Stated problem
Print out every line, exactly as written.

Stored entries:
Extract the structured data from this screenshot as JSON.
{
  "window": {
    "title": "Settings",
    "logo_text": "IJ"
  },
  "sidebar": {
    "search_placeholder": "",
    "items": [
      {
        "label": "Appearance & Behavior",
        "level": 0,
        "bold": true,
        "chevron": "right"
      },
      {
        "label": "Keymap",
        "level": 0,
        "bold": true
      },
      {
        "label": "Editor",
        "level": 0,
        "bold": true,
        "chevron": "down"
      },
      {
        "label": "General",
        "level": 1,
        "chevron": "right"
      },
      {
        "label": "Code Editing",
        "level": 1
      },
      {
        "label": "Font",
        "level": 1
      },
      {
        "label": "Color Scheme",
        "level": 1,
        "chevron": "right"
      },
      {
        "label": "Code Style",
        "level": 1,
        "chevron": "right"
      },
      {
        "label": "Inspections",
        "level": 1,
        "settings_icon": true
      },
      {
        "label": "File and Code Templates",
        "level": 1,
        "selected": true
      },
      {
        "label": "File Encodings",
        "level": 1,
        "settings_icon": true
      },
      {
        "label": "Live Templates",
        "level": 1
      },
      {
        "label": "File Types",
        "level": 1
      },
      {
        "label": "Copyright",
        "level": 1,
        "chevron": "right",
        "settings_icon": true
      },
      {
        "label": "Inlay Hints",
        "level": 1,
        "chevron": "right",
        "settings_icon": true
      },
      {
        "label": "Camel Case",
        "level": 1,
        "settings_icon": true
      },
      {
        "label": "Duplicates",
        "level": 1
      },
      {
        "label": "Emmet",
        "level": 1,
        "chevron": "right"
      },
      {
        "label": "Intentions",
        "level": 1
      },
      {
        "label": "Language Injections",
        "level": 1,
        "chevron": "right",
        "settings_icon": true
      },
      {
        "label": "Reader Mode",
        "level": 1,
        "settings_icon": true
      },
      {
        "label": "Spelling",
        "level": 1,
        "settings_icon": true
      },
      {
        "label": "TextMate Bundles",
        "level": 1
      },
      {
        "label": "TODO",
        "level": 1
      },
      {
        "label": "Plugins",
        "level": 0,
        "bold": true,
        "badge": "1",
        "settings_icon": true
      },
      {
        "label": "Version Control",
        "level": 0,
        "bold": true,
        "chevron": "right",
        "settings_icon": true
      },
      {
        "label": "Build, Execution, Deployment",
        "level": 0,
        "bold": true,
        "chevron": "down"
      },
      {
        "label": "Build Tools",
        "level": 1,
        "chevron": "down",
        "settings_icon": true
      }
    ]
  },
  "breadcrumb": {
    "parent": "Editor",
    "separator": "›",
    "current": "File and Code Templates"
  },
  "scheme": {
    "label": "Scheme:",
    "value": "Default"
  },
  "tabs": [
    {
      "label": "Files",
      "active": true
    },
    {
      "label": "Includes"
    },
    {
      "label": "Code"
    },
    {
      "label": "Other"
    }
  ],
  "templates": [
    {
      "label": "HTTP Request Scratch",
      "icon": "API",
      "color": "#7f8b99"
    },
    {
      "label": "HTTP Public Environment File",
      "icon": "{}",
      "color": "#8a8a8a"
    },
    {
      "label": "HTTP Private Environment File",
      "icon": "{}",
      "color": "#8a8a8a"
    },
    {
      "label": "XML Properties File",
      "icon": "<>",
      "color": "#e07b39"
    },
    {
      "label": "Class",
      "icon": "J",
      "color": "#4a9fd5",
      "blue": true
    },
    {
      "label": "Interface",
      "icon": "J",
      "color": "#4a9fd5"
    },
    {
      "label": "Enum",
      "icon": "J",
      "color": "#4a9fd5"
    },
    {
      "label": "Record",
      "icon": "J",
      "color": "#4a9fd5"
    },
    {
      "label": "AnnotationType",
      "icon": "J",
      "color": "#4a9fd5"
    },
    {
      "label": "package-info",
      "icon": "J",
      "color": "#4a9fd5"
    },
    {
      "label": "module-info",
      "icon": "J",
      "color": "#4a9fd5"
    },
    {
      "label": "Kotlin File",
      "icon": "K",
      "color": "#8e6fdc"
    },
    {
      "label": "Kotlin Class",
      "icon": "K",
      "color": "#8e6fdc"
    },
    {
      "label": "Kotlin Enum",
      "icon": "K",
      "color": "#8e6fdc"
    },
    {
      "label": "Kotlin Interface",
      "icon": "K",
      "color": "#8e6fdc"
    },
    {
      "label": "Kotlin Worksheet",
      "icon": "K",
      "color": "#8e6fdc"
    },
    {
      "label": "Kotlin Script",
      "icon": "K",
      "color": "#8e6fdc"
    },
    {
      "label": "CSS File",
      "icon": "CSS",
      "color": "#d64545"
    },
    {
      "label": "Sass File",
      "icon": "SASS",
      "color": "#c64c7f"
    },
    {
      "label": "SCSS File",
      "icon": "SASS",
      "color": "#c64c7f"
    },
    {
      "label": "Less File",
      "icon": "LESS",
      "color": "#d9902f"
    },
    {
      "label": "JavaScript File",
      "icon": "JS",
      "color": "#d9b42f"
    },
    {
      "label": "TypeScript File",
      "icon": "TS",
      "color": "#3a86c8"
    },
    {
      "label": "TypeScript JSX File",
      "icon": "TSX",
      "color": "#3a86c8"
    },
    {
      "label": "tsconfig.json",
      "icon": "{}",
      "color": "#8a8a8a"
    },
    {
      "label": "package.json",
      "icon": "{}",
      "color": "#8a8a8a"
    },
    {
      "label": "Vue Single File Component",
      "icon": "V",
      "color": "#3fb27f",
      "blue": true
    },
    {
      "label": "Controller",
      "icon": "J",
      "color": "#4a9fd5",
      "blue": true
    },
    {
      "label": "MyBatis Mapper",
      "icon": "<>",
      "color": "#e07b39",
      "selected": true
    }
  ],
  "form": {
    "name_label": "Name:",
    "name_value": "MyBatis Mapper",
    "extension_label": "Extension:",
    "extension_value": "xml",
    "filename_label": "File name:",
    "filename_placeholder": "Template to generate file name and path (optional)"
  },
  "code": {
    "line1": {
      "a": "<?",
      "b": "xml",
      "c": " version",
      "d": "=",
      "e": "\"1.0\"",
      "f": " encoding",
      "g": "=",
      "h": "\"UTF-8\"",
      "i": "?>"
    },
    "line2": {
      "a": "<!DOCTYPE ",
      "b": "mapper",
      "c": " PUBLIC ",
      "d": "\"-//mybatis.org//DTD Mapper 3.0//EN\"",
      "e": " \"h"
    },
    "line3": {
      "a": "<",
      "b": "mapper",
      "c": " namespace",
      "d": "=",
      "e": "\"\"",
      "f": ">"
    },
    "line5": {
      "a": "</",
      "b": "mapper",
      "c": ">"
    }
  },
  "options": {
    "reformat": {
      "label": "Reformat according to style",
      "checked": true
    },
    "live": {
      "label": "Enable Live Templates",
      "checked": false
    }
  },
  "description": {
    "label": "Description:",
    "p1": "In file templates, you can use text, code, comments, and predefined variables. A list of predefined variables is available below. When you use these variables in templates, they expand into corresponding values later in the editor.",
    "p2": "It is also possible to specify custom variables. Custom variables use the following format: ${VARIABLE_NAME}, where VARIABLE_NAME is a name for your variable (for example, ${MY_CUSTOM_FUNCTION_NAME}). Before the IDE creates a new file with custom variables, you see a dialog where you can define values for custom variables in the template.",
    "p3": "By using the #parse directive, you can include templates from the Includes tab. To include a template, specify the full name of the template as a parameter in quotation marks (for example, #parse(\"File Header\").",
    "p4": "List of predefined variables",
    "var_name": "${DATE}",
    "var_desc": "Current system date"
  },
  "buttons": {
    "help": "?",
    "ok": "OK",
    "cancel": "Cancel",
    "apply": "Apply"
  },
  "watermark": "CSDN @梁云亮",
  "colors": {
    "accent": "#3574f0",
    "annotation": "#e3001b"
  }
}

Answer for this exercise
Extract the structured data from this screenshot as JSON.
{
  "window": {
    "title": "Settings",
    "logo_text": "IJ"
  },
  "sidebar": {
    "search_placeholder": "",
    "items": [
      {
        "label": "Appearance & Behavior",
        "level": 0,
        "bold": true,
        "chevron": "right"
      },
      {
        "label": "Keymap",
        "level": 0,
        "bold": true
      },
      {
        "label": "Editor",
        "level": 0,
        "bold": true,
        "chevron": "down"
      },
      {
        "label": "General",
        "level": 1,
        "chevron": "right"
      },
      {
        "label": "Code Editing",
        "level": 1
      },
      {
        "label": "Font",
        "level": 1
      },
      {
        "label": "Color Scheme",
        "level": 1,
        "chevron": "right"
      },
      {
        "label": "Code Style",
        "level": 1,
        "chevron": "right"
      },
      {
        "label": "Inspections",
        "level": 1,
        "settings_icon": true
      },
      {
        "label": "File and Code Templates",
        "level": 1,
        "selected": true
      },
      {
        "label": "File Encodings",
        "level": 1,
        "settings_icon": true
      },
      {
        "label": "Live Templates",
        "level": 1
      },
      {
        "label": "File Types",
        "level": 1
      },
      {
        "label": "Copyright",
        "level": 1,
        "chevron": "right",
        "settings_icon": true
      },
      {
        "label": "Inlay Hints",
        "level": 1,
        "chevron": "right",
        "settings_icon": true
      },
      {
        "label": "Camel Case",
        "level": 1,
        "settings_icon": true
      },
      {
        "label": "Duplicates",
        "level": 1
      },
      {
        "label": "Emmet",
        "level": 1,
        "chevron": "right"
      },
      {
        "label": "Intentions",
        "level": 1
      },
      {
        "label": "Language Injections",
        "level": 1,
        "chevron": "right",
        "settings_icon": true
      },
      {
        "label": "Reader Mode",
        "level": 1,
        "settings_icon": true
      },
      {
        "label": "Spelling",
        "level": 1,
        "settings_icon": true
      },
      {
        "label": "TextMate Bundles",
        "level": 1
      },
      {
        "label": "TODO",
        "level": 1
      },
      {
        "label": "Plugins",
        "level": 0,
        "bold": true,
        "badge": "1",
        "settings_icon": true
      },
      {
        "label": "Version Control",
        "level": 0,
        "bold": true,
        "chevron": "right",
        "settings_icon": true
      },
      {
        "label": "Build, Execution, Deployment",
        "level": 0,
        "bold": true,
        "chevron": "down"
      },
      {
        "label": "Build Tools",
        "level": 1,
        "chevron": "down",
        "settings_icon": true
      }
    ]
  },
  "breadcrumb": {
    "parent": "Editor",
    "separator": "›",
    "current": "File and Code Templates"
  },
  "scheme": {
    "label": "Scheme:",
    "value": "Default"
  },
  "tabs": [
    {
      "label": "Files",
      "active": true
    },
    {
      "label": "Includes"
    },
    {
      "label": "Code"
    },
    {
      "label": "Other"
    }
  ],
  "templates": [
    {
      "label": "HTTP Request Scratch",
      "icon": "API",
      "color": "#7f8b99"
    },
    {
      "label": "HTTP Public Environment File",
      "icon": "{}",
      "color": "#8a8a8a"
    },
    {
      "label": "HTTP Private Environment File",
      "icon": "{}",
      "color": "#8a8a8a"
    },
    {
      "label": "XML Properties File",
      "icon": "<>",
      "color": "#e07b39"
    },
    {
      "label": "Class",
      "icon": "J",
      "color": "#4a9fd5",
      "blue": true
    },
    {
      "label": "Interface",
      "icon": "J",
      "color": "#4a9fd5"
    },
    {
      "label": "Enum",
      "icon": "J",
      "color": "#4a9fd5"
    },
    {
      "label": "Record",
      "icon": "J",
      "color": "#4a9fd5"
    },
    {
      "label": "AnnotationType",
      "icon": "J",
      "color": "#4a9fd5"
    },
    {
      "label": "package-info",
      "icon": "J",
      "color": "#4a9fd5"
    },
    {
      "label": "module-info",
      "icon": "J",
      "color": "#4a9fd5"
    },
    {
      "label": "Kotlin File",
      "icon": "K",
      "color": "#8e6fdc"
    },
    {
      "label": "Kotlin Class",
      "icon": "K",
      "color": "#8e6fdc"
    },
    {
      "label": "Kotlin Enum",
      "icon": "K",
      "color": "#8e6fdc"
    },
    {
      "label": "Kotlin Interface",
      "icon": "K",
      "color": "#8e6fdc"
    },
    {
      "label": "Kotlin Worksheet",
      "icon": "K",
      "color": "#8e6fdc"
    },
    {
      "label": "Kotlin Script",
      "icon": "K",
      "color": "#8e6fdc"
    },
    {
      "label": "CSS File",
      "icon": "CSS",
      "color": "#d64545"
    },
    {
      "label": "Sass File",
      "icon": "SASS",
      "color": "#c64c7f"
    },
    {
      "label": "SCSS File",
      "icon": "SASS",
      "color": "#c64c7f"
    },
    {
      "label": "Less File",
      "icon": "LESS",
      "color": "#d9902f"
    },
    {
      "label": "JavaScript File",
      "icon": "JS",
      "color": "#d9b42f"
    },
    {
      "label": "TypeScript File",
      "icon": "TS",
      "color": "#3a86c8"
    },
    {
      "label": "TypeScript JSX File",
      "icon": "TSX",
      "color": "#3a86c8"
    },
    {
      "label": "tsconfig.json",
      "icon": "{}",
      "color": "#8a8a8a"
    },
    {
      "label": "package.json",
      "icon": "{}",
      "color": "#8a8a8a"
    },
    {
      "label": "Vue Single File Component",
      "icon": "V",
      "color": "#3fb27f",
      "blue": true
    },
    {
      "label": "Controller",
      "icon": "J",
      "color": "#4a9fd5",
      "blue": true
    },
    {
      "label": "MyBatis Mapper",
      "icon": "<>",
      "color": "#e07b39",
      "selected": true
    }
  ],
  "form": {
    "name_label": "Name:",
    "name_value": "MyBatis Mapper",
    "extension_label": "Extension:",
    "extension_value": "xml",
    "filename_label": "File name:",
    "filename_placeholder": "Template to generate file name and path (optional)"
  },
  "code": {
    "line1": {
      "a": "<?",
      "b": "xml",
      "c": " version",
      "d": "=",
      "e": "\"1.0\"",
      "f": " encoding",
      "g": "=",
      "h": "\"UTF-8\"",
      "i": "?>"
    },
    "line2": {
      "a": "<!DOCTYPE ",
      "b": "mapper",
      "c": " PUBLIC ",
      "d": "\"-//mybatis.org//DTD Mapper 3.0//EN\"",
      "e": " \"h"
    },
    "line3": {
      "a": "<",
      "b": "mapper",
      "c": " namespace",
      "d": "=",
      "e": "\"\"",
      "f": ">"
    },
    "line5": {
      "a": "</",
      "b": "mapper",
      "c": ">"
    }
  },
  "options": {
    "reformat": {
      "label": "Reformat according to style",
      "checked": true
    },
    "live": {
      "label": "Enable Live Templates",
      "checked": false
    }
  },
  "description": {
    "label": "Description:",
    "p1": "In file templates, you can use text, code, comments, and predefined variables. A list of predefined variables is available below. When you use these variables in templates, they expand into corresponding values later in the editor.",
    "p2": "It is also possible to specify custom variables. Custom variables use the following format: ${VARIABLE_NAME}, where VARIABLE_NAME is a name for your variable (for example, ${MY_CUSTOM_FUNCTION_NAME}). Before the IDE creates a new file with custom variables, you see a dialog where you can define values for custom variables in the template.",
    "p3": "By using the #parse directive, you can include templates from the Includes tab. To include a template, specify the full name of the template as a parameter in quotation marks (for example, #parse(\"File Header\").",
    "p4": "List of predefined variables",
    "var_name": "${DATE}",
    "var_desc": "Current system date"
  },
  "buttons": {
    "help": "?",
    "ok": "OK",
    "cancel": "Cancel",
    "apply": "Apply"
  },
  "watermark": "CSDN @梁云亮",
  "colors": {
    "accent": "#3574f0",
    "annotation": "#e3001b"
  }
}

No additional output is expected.